Repeat everything in the material exactly.

## Information shown
• • • • •

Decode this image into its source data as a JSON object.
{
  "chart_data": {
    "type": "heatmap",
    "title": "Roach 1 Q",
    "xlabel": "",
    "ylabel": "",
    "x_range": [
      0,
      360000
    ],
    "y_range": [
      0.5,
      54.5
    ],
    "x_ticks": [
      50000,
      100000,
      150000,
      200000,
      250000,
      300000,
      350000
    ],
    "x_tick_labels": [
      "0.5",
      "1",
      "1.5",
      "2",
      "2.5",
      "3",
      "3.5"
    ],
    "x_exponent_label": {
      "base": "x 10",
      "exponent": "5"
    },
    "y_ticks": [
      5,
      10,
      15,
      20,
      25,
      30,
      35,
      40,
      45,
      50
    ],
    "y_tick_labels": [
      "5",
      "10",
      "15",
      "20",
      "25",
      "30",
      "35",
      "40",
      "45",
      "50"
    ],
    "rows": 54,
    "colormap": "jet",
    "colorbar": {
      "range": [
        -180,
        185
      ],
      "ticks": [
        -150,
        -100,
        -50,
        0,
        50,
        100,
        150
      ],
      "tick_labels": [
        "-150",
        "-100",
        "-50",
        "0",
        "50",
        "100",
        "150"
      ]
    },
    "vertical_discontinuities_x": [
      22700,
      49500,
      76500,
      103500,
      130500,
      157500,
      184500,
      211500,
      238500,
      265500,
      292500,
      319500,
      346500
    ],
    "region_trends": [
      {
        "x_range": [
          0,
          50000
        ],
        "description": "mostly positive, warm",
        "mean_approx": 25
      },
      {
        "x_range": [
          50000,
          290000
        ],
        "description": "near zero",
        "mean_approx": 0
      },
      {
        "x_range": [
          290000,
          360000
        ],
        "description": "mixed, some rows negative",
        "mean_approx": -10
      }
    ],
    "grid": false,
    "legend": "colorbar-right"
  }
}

• • • • •

## Task output
Decode this image into its source data as a JSON object.
{
  "chart_data": {
    "type": "heatmap",
    "title": "Roach 1 Q",
    "xlabel": "",
    "ylabel": "",
    "x_range": [
      0,
      360000
    ],
    "y_range": [
      0.5,
      54.5
    ],
    "x_ticks": [
      50000,
      100000,
      150000,
      200000,
      250000,
      300000,
      350000
    ],
    "x_tick_labels": [
      "0.5",
      "1",
      "1.5",
      "2",
      "2.5",
      "3",
      "3.5"
    ],
    "x_exponent_label": {
      "base": "x 10",
      "exponent": "5"
    },
    "y_ticks": [
      5,
      10,
      15,
      20,
      25,
      30,
      35,
      40,
      45,
      50
    ],
    "y_tick_labels": [
      "5",
      "10",
      "15",
      "20",
      "25",
      "30",
      "35",
      "40",
      "45",
      "50"
    ],
    "rows": 54,
    "colormap": "jet",
    "colorbar": {
      "range": [
        -180,
        185
      ],
      "ticks": [
        -150,
        -100,
        -50,
        0,
        50,
        100,
        150
      ],
      "tick_labels": [
        "-150",
        "-100",
        "-50",
        "0",
        "50",
        "100",
        "150"
      ]
    },
    "vertical_discontinuities_x": [
      22700,
      49500,
      76500,
      103500,
      130500,
      157500,
      184500,
      211500,
      238500,
      265500,
      292500,
      319500,
      346500
    ],
    "region_trends": [
      {
        "x_range": [
          0,
          50000
        ],
        "description": "mostly positive, warm",
        "mean_approx": 25
      },
      {
        "x_range": [
          50000,
          290000
        ],
        "description": "near zero",
        "mean_approx": 0
      },
      {
        "x_range": [
          290000,
          360000
        ],
        "description": "mixed, some rows negative",
        "mean_approx": -10
      }
    ],
    "grid": false,
    "legend": "colorbar-right"
  }
}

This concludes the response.